▶ **What is being asked**
Please say how many lines of the listing hold "本合同签订后", with no other words in the answer.

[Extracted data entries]
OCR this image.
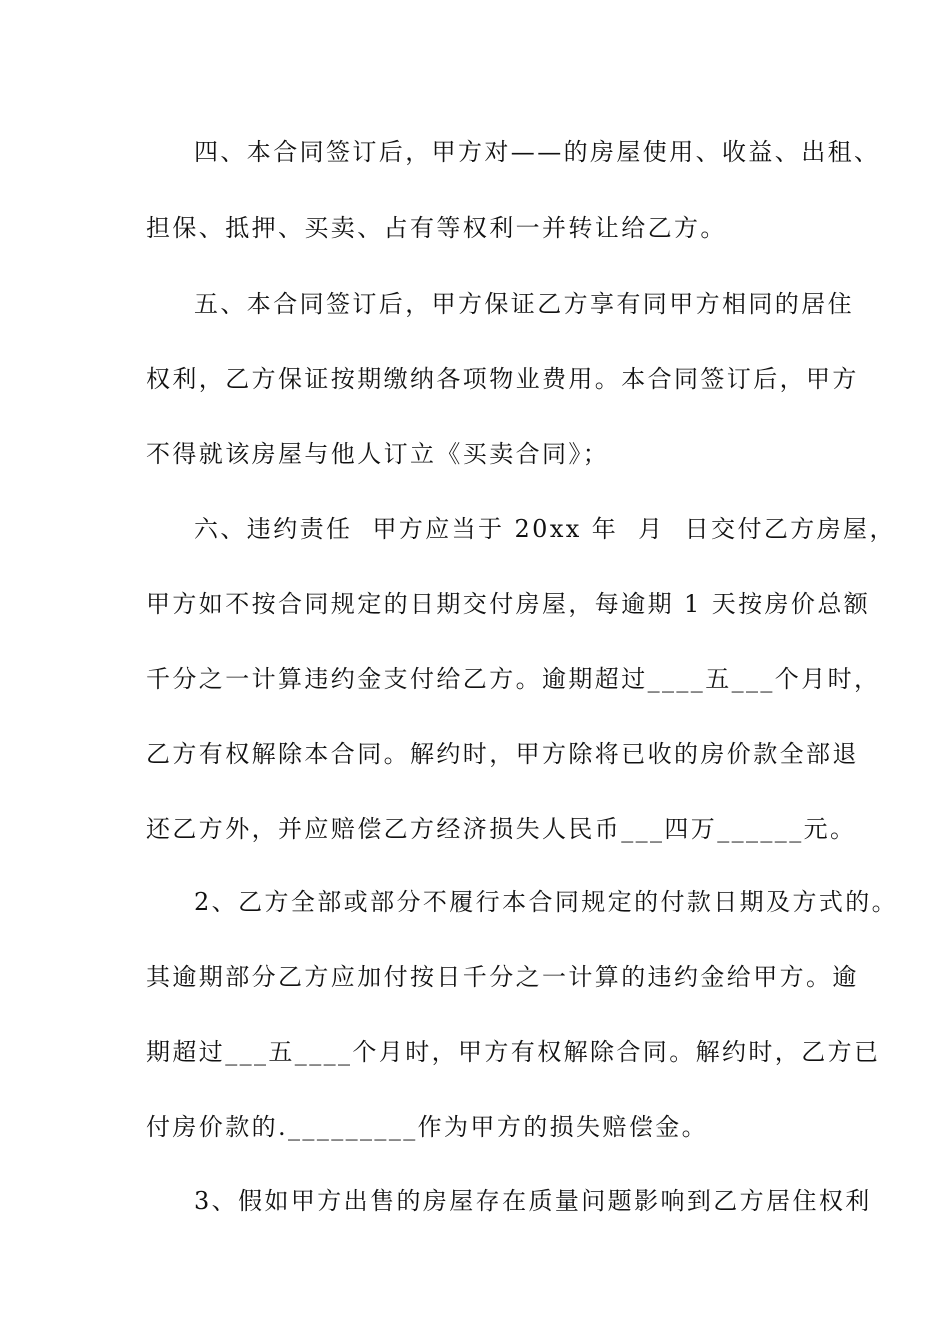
四、本合同签订后，甲方对——的房屋使用、收益、出租、
担保、抵押、买卖、占有等权利一并转让给乙方。
五、本合同签订后，甲方保证乙方享有同甲方相同的居住
权利，乙方保证按期缴纳各项物业费用。本合同签订后，甲方
不得就该房屋与他人订立《买卖合同》；
六、违约责任  甲方应当于 20xx 年  月  日交付乙方房屋，
甲方如不按合同规定的日期交付房屋，每逾期 1 天按房价总额
千分之一计算违约金支付给乙方。逾期超过____五___个月时，
乙方有权解除本合同。解约时，甲方除将已收的房价款全部退
还乙方外，并应赔偿乙方经济损失人民币___四万______元。
2、乙方全部或部分不履行本合同规定的付款日期及方式的。
其逾期部分乙方应加付按日千分之一计算的违约金给甲方。逾
期超过___五____个月时，甲方有权解除合同。解约时，乙方已
付房价款的._________作为甲方的损失赔偿金。
3、假如甲方出售的房屋存在质量问题影响到乙方居住权利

▶ **Solved problem**
3